» **Exercise details**
Skip the images and copy each record exactly as written.

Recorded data
begin

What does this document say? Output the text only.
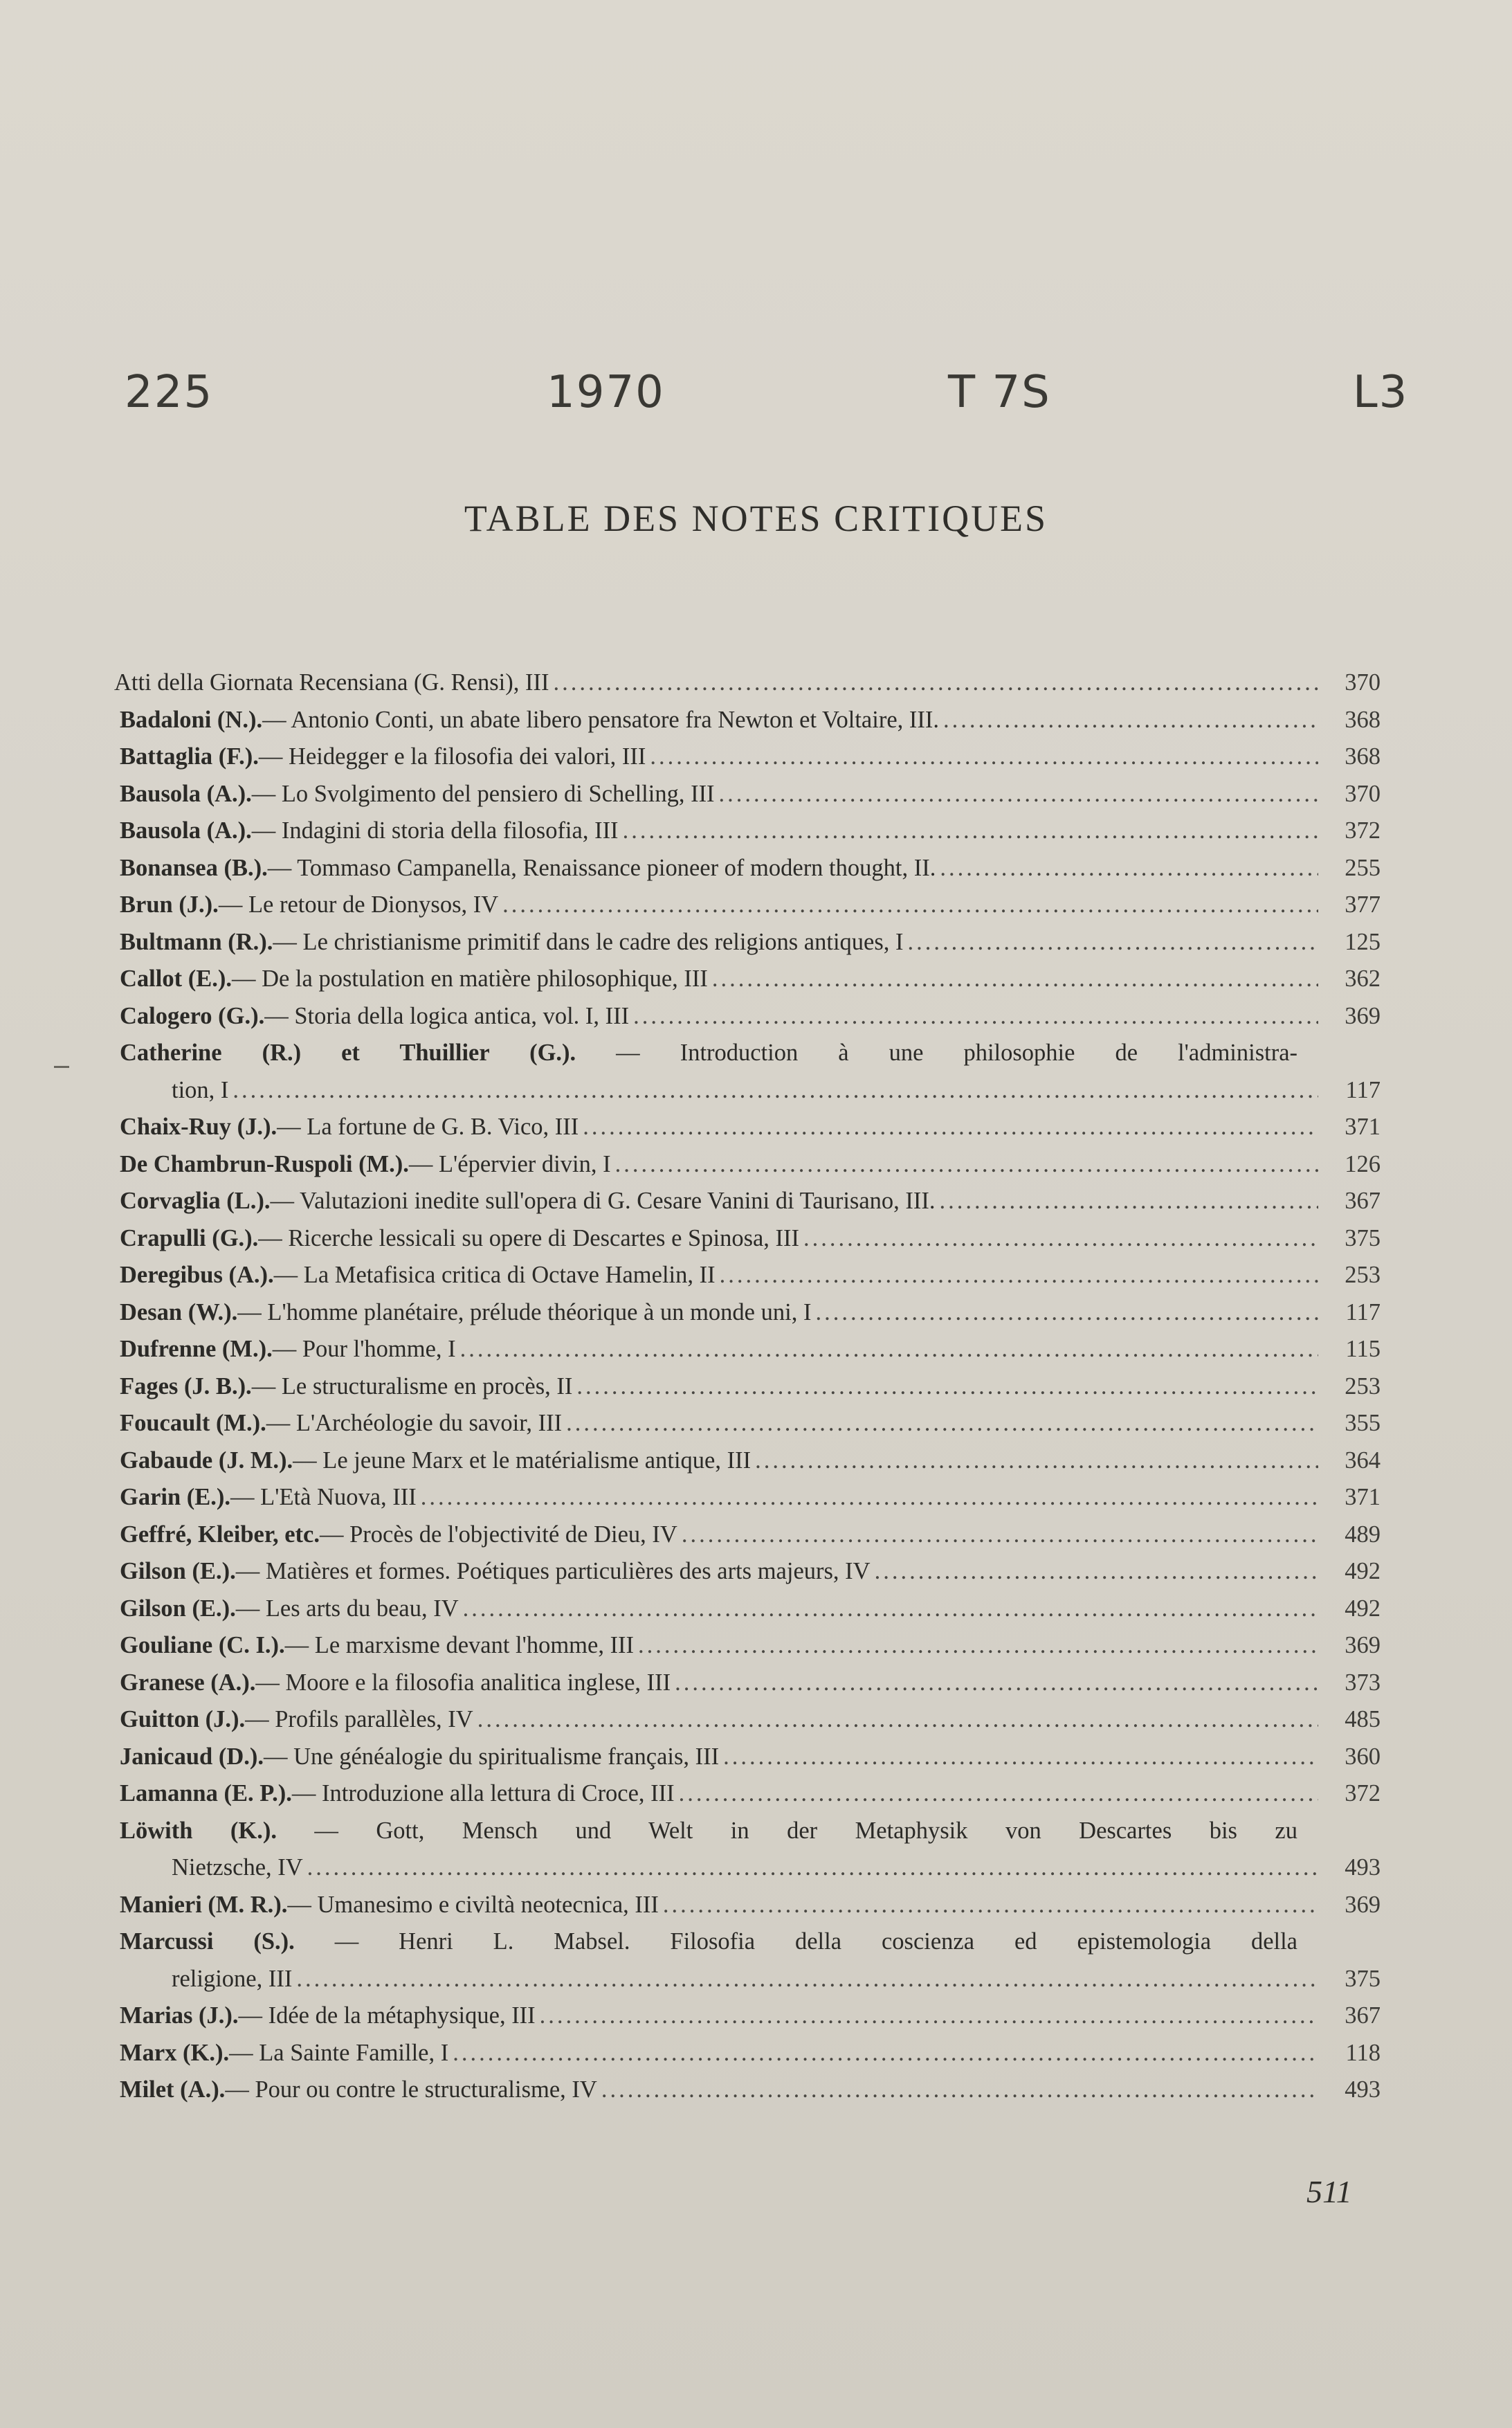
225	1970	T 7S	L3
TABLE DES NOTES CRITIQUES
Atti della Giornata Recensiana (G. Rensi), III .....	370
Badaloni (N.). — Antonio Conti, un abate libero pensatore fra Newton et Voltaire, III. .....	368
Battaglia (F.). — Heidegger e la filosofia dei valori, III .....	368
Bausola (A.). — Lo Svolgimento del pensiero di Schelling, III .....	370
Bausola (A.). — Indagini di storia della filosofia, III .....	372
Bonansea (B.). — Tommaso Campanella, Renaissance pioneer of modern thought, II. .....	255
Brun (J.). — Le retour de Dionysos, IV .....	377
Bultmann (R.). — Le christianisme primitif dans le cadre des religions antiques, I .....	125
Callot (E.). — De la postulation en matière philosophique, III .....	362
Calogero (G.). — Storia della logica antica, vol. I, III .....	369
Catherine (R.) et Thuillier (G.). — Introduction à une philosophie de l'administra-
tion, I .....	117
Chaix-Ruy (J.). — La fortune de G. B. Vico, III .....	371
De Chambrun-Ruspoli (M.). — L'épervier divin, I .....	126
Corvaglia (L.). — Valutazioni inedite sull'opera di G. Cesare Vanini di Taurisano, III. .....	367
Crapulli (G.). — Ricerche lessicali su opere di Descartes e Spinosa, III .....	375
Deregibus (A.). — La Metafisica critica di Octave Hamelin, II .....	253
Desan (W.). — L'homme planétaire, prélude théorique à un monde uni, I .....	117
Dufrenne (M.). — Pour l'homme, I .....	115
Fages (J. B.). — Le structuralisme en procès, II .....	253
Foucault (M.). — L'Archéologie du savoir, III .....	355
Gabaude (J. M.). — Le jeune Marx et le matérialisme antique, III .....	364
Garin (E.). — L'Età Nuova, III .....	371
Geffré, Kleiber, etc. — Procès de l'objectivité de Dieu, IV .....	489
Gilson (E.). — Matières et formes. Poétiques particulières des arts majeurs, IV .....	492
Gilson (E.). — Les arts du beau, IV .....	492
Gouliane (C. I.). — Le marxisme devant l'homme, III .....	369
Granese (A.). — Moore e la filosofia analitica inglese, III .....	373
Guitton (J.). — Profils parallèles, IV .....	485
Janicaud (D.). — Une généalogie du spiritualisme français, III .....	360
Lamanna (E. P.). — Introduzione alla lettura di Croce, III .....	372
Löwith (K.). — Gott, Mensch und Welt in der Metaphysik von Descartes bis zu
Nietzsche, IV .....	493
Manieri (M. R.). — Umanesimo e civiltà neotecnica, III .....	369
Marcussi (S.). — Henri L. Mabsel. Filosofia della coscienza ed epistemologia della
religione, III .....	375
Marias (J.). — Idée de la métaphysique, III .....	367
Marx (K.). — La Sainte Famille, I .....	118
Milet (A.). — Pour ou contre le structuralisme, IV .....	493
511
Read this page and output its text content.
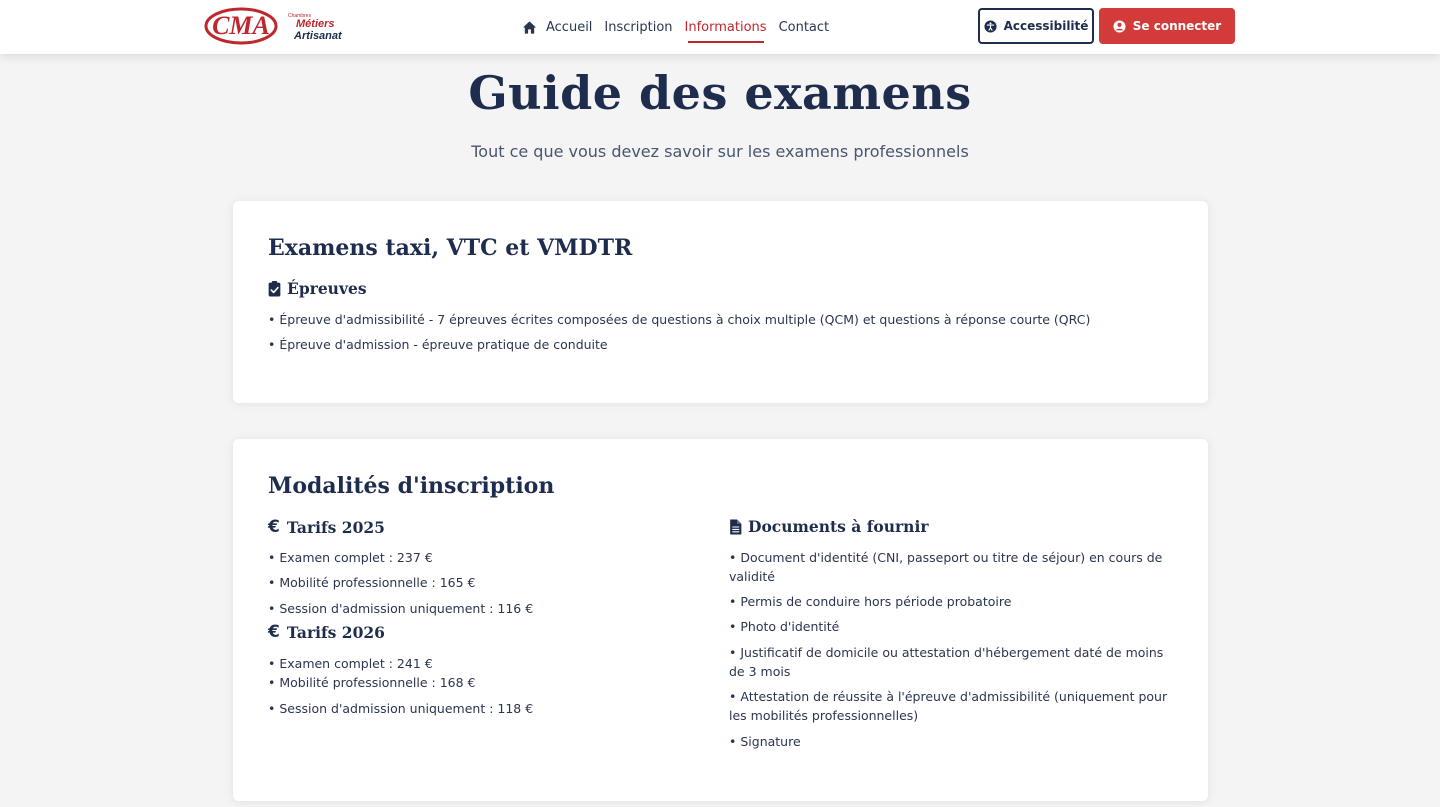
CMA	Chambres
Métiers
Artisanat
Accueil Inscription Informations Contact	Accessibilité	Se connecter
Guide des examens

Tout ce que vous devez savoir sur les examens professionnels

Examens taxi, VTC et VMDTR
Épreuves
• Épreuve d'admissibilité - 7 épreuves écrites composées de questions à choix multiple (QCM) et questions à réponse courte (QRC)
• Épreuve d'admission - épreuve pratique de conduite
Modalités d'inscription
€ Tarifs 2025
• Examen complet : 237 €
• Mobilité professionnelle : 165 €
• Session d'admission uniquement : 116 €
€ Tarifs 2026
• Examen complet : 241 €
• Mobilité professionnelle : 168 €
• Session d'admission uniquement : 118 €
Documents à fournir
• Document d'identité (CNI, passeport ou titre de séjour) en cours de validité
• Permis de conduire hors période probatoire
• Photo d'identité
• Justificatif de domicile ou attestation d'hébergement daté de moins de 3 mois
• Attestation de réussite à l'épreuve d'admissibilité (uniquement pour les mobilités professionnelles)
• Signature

end

» **Output for this exercise**
What does this document say? Output the text only.
225	1970	T 7S	L3
TABLE DES NOTES CRITIQUES
Atti della Giornata Recensiana (G. Rensi), III .....	370
Badaloni (N.). — Antonio Conti, un abate libero pensatore fra Newton et Voltaire, III. .....	368
Battaglia (F.). — Heidegger e la filosofia dei valori, III .....	368
Bausola (A.). — Lo Svolgimento del pensiero di Schelling, III .....	370
Bausola (A.). — Indagini di storia della filosofia, III .....	372
Bonansea (B.). — Tommaso Campanella, Renaissance pioneer of modern thought, II. .....	255
Brun (J.). — Le retour de Dionysos, IV .....	377
Bultmann (R.). — Le christianisme primitif dans le cadre des religions antiques, I .....	125
Callot (E.). — De la postulation en matière philosophique, III .....	362
Calogero (G.). — Storia della logica antica, vol. I, III .....	369
Catherine (R.) et Thuillier (G.). — Introduction à une philosophie de l'administra-
tion, I .....	117
Chaix-Ruy (J.). — La fortune de G. B. Vico, III .....	371
De Chambrun-Ruspoli (M.). — L'épervier divin, I .....	126
Corvaglia (L.). — Valutazioni inedite sull'opera di G. Cesare Vanini di Taurisano, III. .....	367
Crapulli (G.). — Ricerche lessicali su opere di Descartes e Spinosa, III .....	375
Deregibus (A.). — La Metafisica critica di Octave Hamelin, II .....	253
Desan (W.). — L'homme planétaire, prélude théorique à un monde uni, I .....	117
Dufrenne (M.). — Pour l'homme, I .....	115
Fages (J. B.). — Le structuralisme en procès, II .....	253
Foucault (M.). — L'Archéologie du savoir, III .....	355
Gabaude (J. M.). — Le jeune Marx et le matérialisme antique, III .....	364
Garin (E.). — L'Età Nuova, III .....	371
Geffré, Kleiber, etc. — Procès de l'objectivité de Dieu, IV .....	489
Gilson (E.). — Matières et formes. Poétiques particulières des arts majeurs, IV .....	492
Gilson (E.). — Les arts du beau, IV .....	492
Gouliane (C. I.). — Le marxisme devant l'homme, III .....	369
Granese (A.). — Moore e la filosofia analitica inglese, III .....	373
Guitton (J.). — Profils parallèles, IV .....	485
Janicaud (D.). — Une généalogie du spiritualisme français, III .....	360
Lamanna (E. P.). — Introduzione alla lettura di Croce, III .....	372
Löwith (K.). — Gott, Mensch und Welt in der Metaphysik von Descartes bis zu
Nietzsche, IV .....	493
Manieri (M. R.). — Umanesimo e civiltà neotecnica, III .....	369
Marcussi (S.). — Henri L. Mabsel. Filosofia della coscienza ed epistemologia della
religione, III .....	375
Marias (J.). — Idée de la métaphysique, III .....	367
Marx (K.). — La Sainte Famille, I .....	118
Milet (A.). — Pour ou contre le structuralisme, IV .....	493
511
Read this page and output its text content.
CMA	Chambres
Métiers
Artisanat
Accueil Inscription Informations Contact	Accessibilité	Se connecter
Guide des examens

Tout ce que vous devez savoir sur les examens professionnels

Examens taxi, VTC et VMDTR
Épreuves
• Épreuve d'admissibilité - 7 épreuves écrites composées de questions à choix multiple (QCM) et questions à réponse courte (QRC)
• Épreuve d'admission - épreuve pratique de conduite
Modalités d'inscription
€ Tarifs 2025
• Examen complet : 237 €
• Mobilité professionnelle : 165 €
• Session d'admission uniquement : 116 €
€ Tarifs 2026
• Examen complet : 241 €
• Mobilité professionnelle : 168 €
• Session d'admission uniquement : 118 €
Documents à fournir
• Document d'identité (CNI, passeport ou titre de séjour) en cours de validité
• Permis de conduire hors période probatoire
• Photo d'identité
• Justificatif de domicile ou attestation d'hébergement daté de moins de 3 mois
• Attestation de réussite à l'épreuve d'admissibilité (uniquement pour les mobilités professionnelles)
• Signature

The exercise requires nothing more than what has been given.